While the computer-readable medium 322 is shown in an example embodiment to be a single medium, the term “computer-readable medium” should be taken to include a single medium or multiple media (e.g., a centralized or distributed database, or associated caches and servers) able to store instructions (e.g., the instructions 324). The computer-readable medium 322 may include any medium that is capable of storing instructions (e.g., the instructions 324) for execution by the machine and that causes the machine to perform any one or more of the methodologies disclosed herein. The computer-readable medium 322 may include, but not be limited to, data repositories in the form of solid-state memories, optical media, and magnetic media. The computer-readable medium 322 does not include a transitory medium such as a signal or a carrier wave.
Example of a CompilerThe user device 1602 comprises any electronic computing device, such as a personal computer, laptop, or workstation, which uses an Application Program Interface (API) 1604 to construct programs to be run on the processor 1620. The server 110 receives a program specified by the user at the user device 1602 and compiles the program to generate a compiled program 1614. In some embodiments, a compiled program 1614 enables a data model for predictions that processes input data and makes a prediction from the input data. Examples of predictions are category classifications made with a classifier, or predictions of time series values. In some embodiments, the prediction model describes a machine learning model that includes nodes, tensors, and weights. In one embodiment, the prediction model is specified as a TensorFlow model, the compiler 1612 is a TensorFlow compiler and the processor 1620 is a tensor processor. In another embodiment, the prediction model is specified as a PyTorch model, the compiler is a PyTorch compiler. In other embodiments, other machine learning specification languages and compilers are used. For example, in some embodiments, the prediction model defines nodes representing operators (e.g., arithmetic operators, matrix transformation operators, Boolean operators, etc.), tensors representing operands (e.g., values that the operators modify, such as scalar values, vector values, and matrix values, which may be represented in integer or floating-point format), and weight values that are generated and stored in the model after training. In some embodiments, where the processor 1620 is a tensor processor having a functional slice architecture, the compiler 1612 generates an explicit plan for how the processor will execute the program, by translating the program into a set of operations that are executed by the processor 1620, specifying when each instruction will be executed, which functional slices will perform the work, and which stream registers will hold the operands. This type of scheduling is known as “deterministic scheduling”. This explicit plan for execution includes information for explicit prediction of excessive power usage by the processor when executing the program.
The assembler 1616 receives compiled programs 1614, generated by the compiler 1612, and performs final compilation and linking of the scheduled instructions to generate a compiled binary. In some embodiments, the assembler 1614 maps the scheduled instructions indicated in the compiled program 1612 to the hardware of the server 1610, and then determines the exact component queue in which to place each instruction.

____________

Exercise 1. In the compiler text, what name is given to the kind of scheduling in which the compiler sets when each instruction will run and which functional slices will do the work?
Exercise 2. Put this sentence from the compiler text into Spanish: "Examples of predictions are category classifications made with a classifier, or predictions of time series values."
Exercise 3. Pick up the text on compilers and assemblers where it ends and write what comes next.

Given records.
____________

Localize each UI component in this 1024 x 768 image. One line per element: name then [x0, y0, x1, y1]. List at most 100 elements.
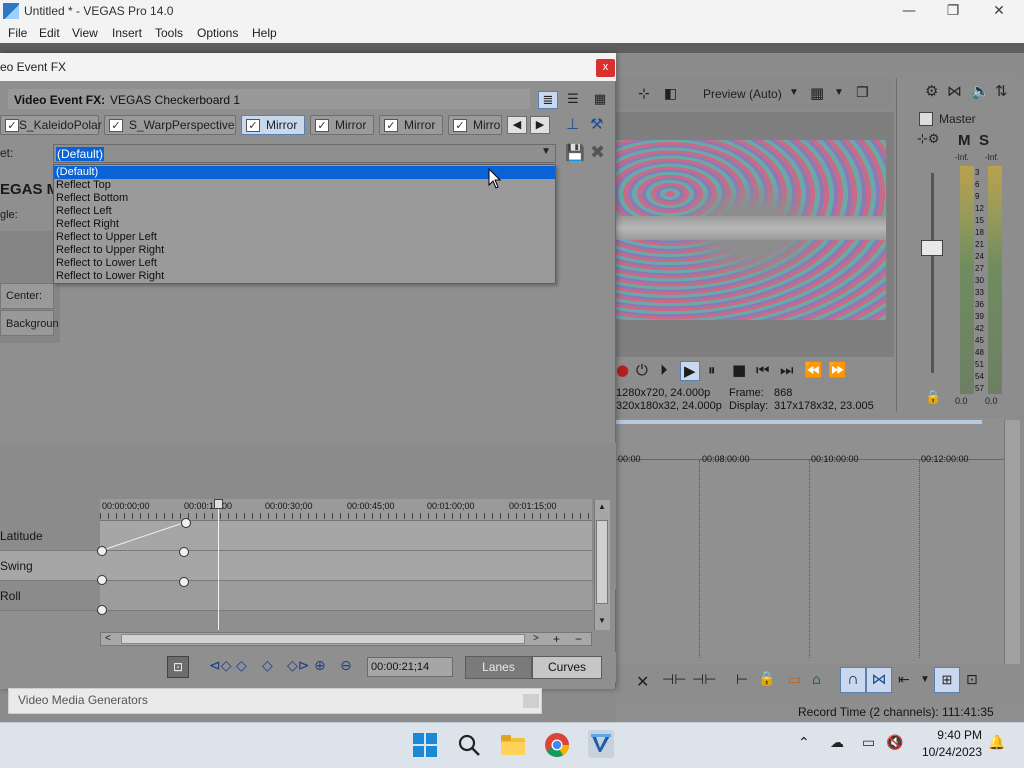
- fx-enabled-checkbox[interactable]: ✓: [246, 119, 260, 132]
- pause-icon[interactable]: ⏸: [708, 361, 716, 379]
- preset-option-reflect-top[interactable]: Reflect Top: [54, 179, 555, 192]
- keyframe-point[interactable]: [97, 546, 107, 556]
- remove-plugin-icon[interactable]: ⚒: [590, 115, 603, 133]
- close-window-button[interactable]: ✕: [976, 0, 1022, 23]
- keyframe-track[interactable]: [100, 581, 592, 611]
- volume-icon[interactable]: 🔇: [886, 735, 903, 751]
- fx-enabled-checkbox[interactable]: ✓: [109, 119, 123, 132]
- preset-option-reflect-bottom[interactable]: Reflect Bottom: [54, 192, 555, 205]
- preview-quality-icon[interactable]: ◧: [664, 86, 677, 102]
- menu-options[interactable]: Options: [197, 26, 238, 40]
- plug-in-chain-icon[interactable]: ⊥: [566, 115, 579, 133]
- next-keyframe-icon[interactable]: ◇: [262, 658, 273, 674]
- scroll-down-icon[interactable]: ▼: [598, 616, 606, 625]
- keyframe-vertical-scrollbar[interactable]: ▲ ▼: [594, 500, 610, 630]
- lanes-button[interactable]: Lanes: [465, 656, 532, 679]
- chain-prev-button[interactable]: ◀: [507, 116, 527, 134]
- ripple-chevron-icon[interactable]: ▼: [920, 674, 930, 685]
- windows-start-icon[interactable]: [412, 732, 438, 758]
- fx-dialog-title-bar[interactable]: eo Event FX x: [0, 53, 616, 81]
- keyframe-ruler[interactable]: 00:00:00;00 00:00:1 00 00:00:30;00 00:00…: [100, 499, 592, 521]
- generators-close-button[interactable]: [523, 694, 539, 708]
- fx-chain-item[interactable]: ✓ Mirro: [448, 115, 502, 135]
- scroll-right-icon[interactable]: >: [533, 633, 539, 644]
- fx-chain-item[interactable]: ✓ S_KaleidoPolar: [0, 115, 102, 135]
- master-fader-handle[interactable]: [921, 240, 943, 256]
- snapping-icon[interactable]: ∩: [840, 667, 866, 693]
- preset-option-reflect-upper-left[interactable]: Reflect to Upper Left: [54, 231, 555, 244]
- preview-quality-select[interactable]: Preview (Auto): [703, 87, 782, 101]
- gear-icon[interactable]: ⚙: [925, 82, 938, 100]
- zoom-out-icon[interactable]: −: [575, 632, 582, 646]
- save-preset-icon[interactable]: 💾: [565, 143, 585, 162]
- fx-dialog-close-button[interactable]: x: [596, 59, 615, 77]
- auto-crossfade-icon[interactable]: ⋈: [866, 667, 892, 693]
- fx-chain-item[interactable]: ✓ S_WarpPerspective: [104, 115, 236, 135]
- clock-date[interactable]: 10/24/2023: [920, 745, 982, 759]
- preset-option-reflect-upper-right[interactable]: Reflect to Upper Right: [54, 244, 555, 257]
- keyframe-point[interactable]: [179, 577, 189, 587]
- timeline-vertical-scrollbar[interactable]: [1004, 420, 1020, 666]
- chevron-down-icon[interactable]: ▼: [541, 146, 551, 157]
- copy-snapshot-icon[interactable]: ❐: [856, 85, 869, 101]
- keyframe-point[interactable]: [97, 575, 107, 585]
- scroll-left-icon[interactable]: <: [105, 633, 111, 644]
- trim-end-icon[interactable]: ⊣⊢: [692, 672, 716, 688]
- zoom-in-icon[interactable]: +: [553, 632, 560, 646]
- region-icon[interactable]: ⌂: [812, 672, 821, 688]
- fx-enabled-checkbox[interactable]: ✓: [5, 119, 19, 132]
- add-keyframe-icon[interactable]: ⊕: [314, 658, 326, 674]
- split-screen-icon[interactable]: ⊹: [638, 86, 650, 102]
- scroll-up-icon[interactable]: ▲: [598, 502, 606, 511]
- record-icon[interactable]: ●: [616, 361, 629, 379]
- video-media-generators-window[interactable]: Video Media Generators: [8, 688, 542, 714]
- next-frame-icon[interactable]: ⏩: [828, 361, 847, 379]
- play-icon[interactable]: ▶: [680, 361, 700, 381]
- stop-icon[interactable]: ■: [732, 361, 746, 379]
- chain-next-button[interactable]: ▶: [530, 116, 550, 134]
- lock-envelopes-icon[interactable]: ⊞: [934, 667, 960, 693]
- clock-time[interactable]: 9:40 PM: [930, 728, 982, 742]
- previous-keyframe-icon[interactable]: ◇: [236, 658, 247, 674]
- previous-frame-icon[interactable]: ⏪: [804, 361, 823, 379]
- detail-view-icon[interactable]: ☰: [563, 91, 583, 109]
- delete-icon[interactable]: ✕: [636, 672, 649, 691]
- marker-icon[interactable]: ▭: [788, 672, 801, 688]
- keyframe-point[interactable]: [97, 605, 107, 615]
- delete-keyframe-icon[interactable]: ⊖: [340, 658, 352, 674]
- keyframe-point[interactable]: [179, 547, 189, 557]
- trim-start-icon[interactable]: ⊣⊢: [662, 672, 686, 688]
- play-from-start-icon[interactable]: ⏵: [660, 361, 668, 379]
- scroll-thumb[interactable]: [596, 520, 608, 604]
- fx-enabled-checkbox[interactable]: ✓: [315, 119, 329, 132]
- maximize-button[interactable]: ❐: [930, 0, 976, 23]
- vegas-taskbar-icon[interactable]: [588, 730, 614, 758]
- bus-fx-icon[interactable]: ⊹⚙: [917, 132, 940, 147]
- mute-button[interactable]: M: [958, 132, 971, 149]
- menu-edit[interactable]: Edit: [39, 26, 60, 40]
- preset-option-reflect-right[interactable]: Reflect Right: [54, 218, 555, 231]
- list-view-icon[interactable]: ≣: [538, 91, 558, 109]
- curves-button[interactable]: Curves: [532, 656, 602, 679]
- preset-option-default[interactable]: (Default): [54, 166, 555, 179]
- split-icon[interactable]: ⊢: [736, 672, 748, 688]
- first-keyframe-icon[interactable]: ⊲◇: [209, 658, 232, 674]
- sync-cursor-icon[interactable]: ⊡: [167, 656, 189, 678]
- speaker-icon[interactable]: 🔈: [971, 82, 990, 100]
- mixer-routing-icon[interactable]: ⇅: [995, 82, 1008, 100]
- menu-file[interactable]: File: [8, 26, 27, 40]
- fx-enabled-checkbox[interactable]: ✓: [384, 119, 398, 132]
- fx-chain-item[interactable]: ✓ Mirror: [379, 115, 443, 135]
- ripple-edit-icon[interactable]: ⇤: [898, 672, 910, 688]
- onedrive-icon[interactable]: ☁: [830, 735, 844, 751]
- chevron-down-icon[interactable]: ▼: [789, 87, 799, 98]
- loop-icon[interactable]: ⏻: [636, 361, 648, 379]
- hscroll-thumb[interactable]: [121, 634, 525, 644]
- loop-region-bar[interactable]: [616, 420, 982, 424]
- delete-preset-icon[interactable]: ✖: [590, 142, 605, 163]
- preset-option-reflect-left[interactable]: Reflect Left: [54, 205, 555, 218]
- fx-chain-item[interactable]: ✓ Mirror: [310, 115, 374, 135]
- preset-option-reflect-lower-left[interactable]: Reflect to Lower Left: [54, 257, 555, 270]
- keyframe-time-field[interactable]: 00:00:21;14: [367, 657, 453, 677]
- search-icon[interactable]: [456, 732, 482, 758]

____________

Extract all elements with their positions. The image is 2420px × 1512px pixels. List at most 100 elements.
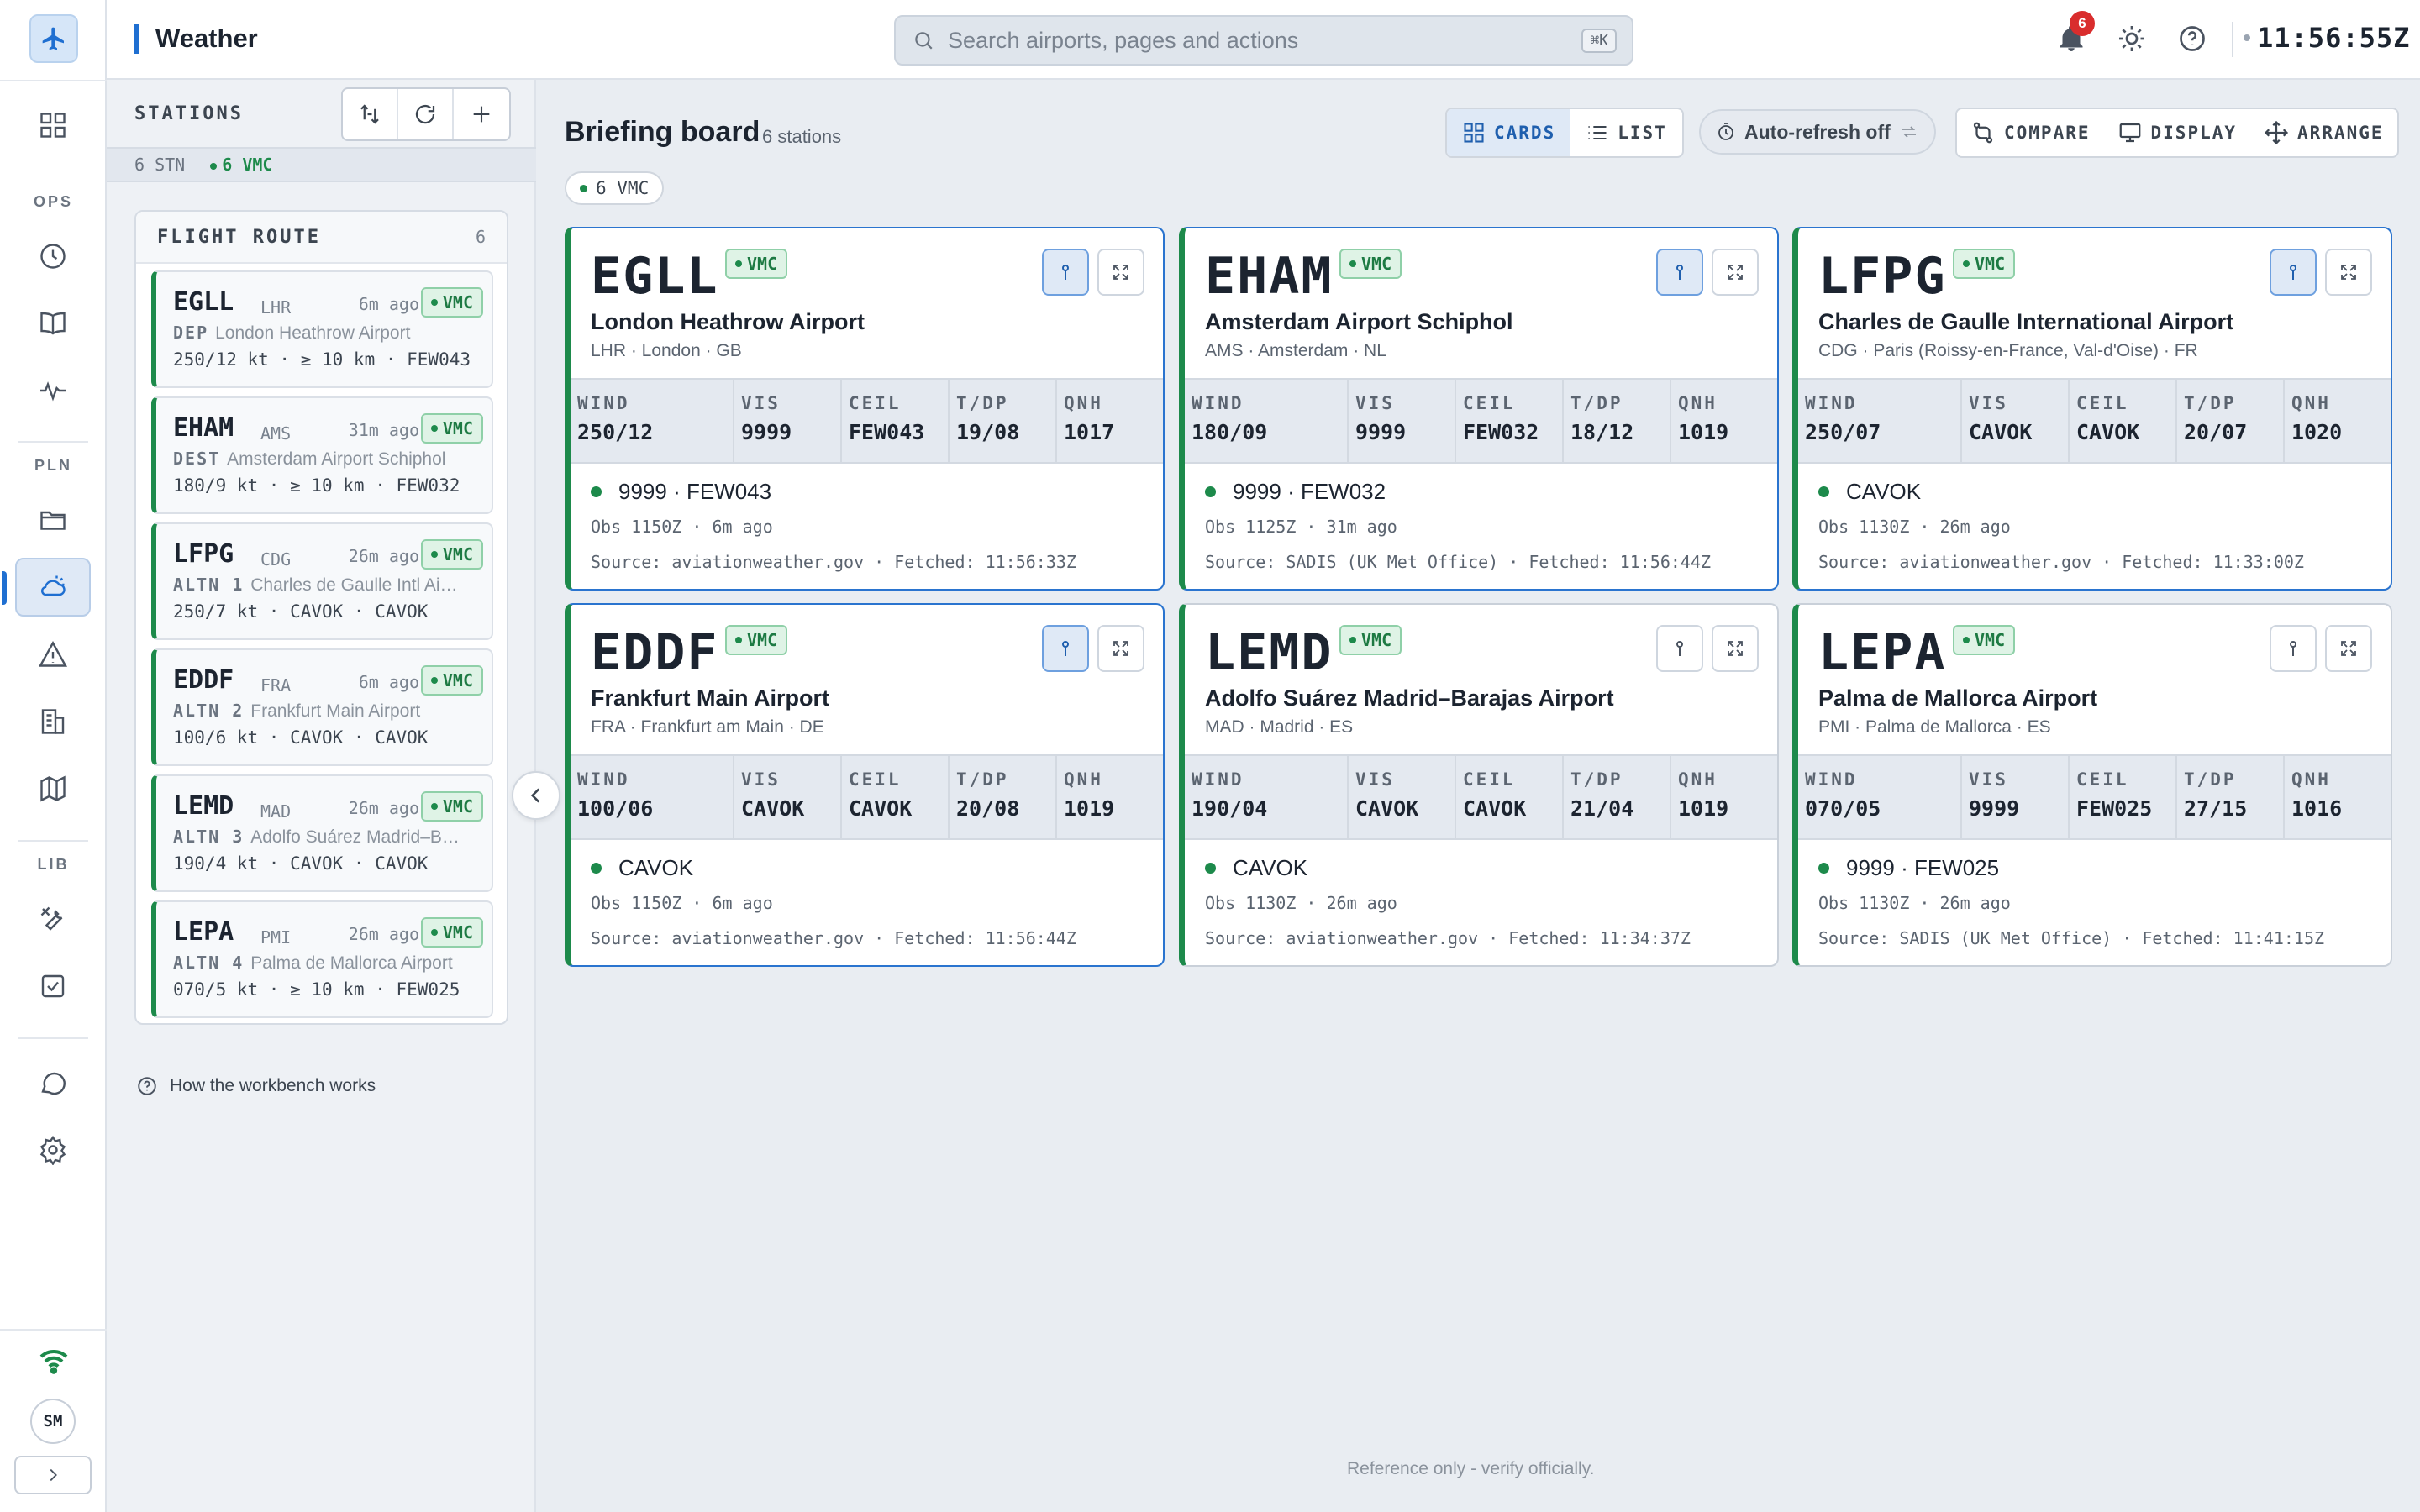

____________

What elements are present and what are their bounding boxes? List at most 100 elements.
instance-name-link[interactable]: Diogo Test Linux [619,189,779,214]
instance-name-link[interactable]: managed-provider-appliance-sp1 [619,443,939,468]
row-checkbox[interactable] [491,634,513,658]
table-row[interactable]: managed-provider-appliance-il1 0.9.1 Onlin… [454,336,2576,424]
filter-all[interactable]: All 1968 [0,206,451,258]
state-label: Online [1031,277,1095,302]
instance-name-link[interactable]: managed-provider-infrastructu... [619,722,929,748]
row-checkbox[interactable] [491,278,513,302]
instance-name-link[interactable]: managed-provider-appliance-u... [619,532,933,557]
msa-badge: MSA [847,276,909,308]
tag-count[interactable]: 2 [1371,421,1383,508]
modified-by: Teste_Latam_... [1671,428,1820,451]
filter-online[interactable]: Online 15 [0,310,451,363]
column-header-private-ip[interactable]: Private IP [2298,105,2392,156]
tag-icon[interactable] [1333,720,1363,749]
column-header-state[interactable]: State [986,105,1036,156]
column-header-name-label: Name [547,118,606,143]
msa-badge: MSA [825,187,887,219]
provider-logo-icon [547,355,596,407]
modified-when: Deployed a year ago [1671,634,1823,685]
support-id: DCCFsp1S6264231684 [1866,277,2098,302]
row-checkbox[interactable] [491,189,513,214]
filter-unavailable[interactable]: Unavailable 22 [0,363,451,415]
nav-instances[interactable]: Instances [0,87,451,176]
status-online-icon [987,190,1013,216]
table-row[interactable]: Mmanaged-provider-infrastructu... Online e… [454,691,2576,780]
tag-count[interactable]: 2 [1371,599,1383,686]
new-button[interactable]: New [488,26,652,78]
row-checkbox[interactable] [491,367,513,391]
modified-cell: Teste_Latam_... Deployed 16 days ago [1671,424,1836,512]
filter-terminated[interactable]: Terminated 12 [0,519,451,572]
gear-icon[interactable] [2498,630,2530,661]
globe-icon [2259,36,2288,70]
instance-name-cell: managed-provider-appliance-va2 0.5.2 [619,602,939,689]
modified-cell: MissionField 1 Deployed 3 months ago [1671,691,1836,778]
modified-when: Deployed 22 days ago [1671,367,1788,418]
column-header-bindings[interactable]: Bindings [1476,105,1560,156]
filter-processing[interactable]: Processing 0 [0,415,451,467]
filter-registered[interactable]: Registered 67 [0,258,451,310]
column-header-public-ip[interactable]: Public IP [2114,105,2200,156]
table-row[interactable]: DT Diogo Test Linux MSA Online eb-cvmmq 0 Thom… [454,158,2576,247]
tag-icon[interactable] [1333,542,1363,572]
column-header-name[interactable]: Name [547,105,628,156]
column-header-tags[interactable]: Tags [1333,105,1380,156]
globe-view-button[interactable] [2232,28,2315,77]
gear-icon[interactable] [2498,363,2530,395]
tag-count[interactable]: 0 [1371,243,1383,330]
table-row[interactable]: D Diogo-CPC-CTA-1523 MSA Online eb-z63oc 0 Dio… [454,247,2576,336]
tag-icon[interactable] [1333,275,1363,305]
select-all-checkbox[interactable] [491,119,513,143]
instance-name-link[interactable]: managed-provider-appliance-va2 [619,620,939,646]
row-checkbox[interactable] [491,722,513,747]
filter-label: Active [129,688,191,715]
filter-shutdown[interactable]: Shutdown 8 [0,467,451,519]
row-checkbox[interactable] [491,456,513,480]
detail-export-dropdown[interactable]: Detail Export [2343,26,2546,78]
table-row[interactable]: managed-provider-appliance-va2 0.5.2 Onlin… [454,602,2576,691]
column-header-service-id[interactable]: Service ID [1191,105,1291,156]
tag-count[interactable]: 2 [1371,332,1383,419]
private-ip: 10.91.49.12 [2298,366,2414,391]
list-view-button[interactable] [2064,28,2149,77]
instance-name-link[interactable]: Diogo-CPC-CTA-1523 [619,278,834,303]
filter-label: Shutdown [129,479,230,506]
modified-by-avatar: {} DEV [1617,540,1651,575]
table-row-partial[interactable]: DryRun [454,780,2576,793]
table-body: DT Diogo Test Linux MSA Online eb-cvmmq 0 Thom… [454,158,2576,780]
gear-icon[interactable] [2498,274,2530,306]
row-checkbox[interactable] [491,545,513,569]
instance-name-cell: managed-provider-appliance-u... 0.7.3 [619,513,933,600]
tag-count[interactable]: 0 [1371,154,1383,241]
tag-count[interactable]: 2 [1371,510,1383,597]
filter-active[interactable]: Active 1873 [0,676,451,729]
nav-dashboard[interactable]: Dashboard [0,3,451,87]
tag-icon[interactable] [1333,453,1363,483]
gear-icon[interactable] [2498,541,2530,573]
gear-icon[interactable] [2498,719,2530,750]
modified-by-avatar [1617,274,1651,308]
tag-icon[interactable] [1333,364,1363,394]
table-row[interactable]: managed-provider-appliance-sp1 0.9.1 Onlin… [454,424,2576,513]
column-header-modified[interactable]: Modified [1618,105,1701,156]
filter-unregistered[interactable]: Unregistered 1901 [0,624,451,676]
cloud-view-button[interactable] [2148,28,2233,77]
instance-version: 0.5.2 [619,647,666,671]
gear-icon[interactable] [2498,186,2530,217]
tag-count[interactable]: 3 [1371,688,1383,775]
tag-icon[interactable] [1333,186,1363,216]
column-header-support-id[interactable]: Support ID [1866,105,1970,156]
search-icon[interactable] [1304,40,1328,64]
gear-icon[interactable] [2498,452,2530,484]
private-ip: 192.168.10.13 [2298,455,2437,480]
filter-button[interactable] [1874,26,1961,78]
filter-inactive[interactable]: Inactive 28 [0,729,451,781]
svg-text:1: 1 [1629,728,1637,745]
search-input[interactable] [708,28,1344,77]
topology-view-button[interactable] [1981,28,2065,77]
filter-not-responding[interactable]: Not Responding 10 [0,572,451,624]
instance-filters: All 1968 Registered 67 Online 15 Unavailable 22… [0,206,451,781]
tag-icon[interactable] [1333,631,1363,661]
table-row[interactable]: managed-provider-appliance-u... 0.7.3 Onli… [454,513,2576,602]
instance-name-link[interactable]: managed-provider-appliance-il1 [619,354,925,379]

____________

Exercise response 1. Deterministic scheduling.

Exercise response 2. Ejemplos de predicciones son las clasificaciones por categoría realizadas con un clasificador o las predicciones de valores de series temporales.

Exercise response 3.
The processor 1620, e.g., is a hardware device with a massive number of matrix multiplier units that accepts a compiled binary assembled by the assembler 1616, and executes the instructions included in the compiled binary. The processor 1620 typically includes one or more blocks of circuitry for matrix arithmetic, numerical conversion, vector computation, short-term memory, and data permutation/switching. One such processor 1620 is a tensor processor having a functional slice architecture as described above. In some embodiments, the processor 1620 comprises multiple tensor processors connected together.
Additional ConsiderationsThe disclosed configurations may have benefits and advantages that include, for example, a more efficient data flow by separating the functions of the processor into specialized functional units and configuring the timing of data and instructions to each functional unit, such that each unit is able operate on received data based upon a known timing between received data and instructions. Because the compiler for the processor is hardware aware, it is able to configure an explicit plan for the processor indicating how and when instructions and data operands are transmitted to different tiles of the processor. By accounting for the timing of received instructions and data, the data can be transmitted between the tiles of the processor without unnecessary metadata, increasing the efficiency of the transmission. In addition, by separating the transmission of data and instructions, instructions can be iterated and looped independent of received data operands.
In addition, because each computational element of the processor is dedicated to a specific function (e.g., MEM, VXM, MXM, SXM), the number of instructions needed to be processed by the computational elements may be reduced. For example, certain computational elements (e.g., in MXM functional slice) may be configured to perform a limited set of operations on any received data. As such, these computational elements may be able to operate without having to receive explicit instructions or only receiving intermittent or limited instructions, potentially simplifying operation of the processor. For example, data operands read from memory can be intercepted by multiple functional slices as the data is transmitted across a data lane, allowing for multiple operations to be performed on the data in a more efficient manner.
In operation, a host computer programs a DMA engine to actually transfer data, again all of which is coordinated by the runtime layer. Specifically, the IDU transfers 320-byte vectors from PCie-Gen4 32-bytes every core-clock cycle (e.g., nominal 900 Mhz). Thus, the 320-element vector arrives over a period of 10 cycles and placed on multiple streams moving towards the MEM. The incoming streams flow on S24-31 (upper eight streams), from which the MEM performs a “write” to commit that vector to SRAM. Hence, a PCI-Receive consists of (i) receiving the data from the PCI interface, and (ii) writing the vector into the specified functional slice of the MEM.
The foregoing description of the embodiments of the disclosure has been presented for the purpose of illustration; it is not intended to be exhaustive or to limit the disclosure to the precise forms disclosed. Persons skilled in the relevant art can appreciate that many modifications and variations are possible in light of the above disclosure.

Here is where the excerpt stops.